For each line in the data below that holds "المناصير", return a copy.

> _Saved entries_
++++++
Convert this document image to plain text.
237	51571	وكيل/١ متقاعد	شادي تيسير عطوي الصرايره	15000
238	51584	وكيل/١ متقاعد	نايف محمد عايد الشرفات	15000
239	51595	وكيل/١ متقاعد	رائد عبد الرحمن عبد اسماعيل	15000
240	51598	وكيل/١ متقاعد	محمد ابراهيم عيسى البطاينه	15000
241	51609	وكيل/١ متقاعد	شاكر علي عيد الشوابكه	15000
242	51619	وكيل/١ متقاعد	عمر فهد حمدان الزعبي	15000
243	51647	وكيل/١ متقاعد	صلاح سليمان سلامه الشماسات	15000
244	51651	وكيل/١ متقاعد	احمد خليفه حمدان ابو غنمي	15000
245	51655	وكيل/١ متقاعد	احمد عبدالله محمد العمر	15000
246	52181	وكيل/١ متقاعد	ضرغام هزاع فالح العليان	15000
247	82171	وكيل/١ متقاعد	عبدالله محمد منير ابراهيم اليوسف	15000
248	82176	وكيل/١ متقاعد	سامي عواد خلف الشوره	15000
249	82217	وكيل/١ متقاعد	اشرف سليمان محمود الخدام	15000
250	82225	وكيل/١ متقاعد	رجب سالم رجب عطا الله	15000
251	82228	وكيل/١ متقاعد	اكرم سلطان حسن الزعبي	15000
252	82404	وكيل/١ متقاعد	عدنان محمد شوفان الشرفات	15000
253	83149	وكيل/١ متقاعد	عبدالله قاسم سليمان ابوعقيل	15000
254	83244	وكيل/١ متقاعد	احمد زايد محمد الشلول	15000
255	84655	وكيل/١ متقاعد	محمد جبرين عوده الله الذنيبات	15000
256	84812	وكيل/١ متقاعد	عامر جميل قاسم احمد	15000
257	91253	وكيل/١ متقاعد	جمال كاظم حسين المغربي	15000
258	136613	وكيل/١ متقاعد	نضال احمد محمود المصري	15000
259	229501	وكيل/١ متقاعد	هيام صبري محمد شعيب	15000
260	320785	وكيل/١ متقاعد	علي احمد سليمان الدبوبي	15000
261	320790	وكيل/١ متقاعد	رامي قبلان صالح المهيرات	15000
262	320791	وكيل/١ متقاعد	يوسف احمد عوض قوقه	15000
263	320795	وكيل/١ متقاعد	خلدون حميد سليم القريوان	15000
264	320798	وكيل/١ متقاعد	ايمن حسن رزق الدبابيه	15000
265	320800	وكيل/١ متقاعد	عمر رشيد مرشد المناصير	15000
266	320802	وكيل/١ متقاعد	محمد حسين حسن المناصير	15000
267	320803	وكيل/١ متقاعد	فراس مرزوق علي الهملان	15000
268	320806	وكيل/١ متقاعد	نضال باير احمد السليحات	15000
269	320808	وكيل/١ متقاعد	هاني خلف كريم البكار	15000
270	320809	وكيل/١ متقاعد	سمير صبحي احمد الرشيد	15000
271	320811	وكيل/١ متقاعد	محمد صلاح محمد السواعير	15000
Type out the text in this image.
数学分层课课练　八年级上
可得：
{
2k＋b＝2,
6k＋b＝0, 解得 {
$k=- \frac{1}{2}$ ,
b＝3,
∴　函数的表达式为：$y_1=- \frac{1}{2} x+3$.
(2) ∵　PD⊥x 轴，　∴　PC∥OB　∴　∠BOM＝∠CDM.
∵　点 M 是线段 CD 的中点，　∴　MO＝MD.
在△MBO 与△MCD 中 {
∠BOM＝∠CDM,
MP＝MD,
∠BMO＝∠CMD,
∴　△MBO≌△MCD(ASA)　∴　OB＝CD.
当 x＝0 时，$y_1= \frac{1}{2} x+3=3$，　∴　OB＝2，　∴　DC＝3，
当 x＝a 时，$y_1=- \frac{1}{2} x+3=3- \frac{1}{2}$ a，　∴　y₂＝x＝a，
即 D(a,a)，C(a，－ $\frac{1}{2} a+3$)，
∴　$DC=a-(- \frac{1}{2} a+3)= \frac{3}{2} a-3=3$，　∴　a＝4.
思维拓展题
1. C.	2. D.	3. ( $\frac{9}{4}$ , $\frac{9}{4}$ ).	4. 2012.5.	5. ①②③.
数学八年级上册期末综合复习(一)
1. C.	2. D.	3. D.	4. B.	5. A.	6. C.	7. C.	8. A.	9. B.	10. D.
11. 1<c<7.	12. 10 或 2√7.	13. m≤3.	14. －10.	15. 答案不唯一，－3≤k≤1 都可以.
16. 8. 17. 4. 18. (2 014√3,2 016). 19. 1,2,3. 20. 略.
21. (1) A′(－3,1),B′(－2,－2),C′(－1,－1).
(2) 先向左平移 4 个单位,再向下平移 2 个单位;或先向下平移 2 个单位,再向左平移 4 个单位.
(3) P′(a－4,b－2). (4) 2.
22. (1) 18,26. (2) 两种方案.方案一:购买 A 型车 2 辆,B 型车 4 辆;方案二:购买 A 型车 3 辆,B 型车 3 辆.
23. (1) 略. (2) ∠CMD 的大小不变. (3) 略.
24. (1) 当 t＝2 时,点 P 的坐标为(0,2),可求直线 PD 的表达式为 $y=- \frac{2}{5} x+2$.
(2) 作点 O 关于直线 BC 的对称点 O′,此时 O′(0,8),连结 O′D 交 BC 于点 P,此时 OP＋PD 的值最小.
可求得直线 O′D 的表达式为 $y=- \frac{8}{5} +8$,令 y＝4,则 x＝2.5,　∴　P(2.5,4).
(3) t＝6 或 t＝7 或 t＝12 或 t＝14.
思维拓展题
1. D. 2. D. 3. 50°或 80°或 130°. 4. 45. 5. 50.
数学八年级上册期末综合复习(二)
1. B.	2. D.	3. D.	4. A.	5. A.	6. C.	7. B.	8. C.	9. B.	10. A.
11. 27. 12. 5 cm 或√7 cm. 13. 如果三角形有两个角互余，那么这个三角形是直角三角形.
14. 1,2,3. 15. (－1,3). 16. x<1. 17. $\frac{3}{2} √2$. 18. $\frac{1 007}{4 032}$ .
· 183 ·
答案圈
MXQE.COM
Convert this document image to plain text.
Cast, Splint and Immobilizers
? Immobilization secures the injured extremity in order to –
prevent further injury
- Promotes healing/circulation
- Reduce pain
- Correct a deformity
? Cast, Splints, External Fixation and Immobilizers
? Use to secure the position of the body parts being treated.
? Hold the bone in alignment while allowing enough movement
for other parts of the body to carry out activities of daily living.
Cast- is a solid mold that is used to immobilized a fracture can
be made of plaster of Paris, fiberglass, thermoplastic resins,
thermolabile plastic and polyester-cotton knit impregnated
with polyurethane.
++++++
> _Task solution_
265	320800	وكيل/١ متقاعد	عمر رشيد مرشد المناصير	15000
266	320802	وكيل/١ متقاعد	محمد حسين حسن المناصير	15000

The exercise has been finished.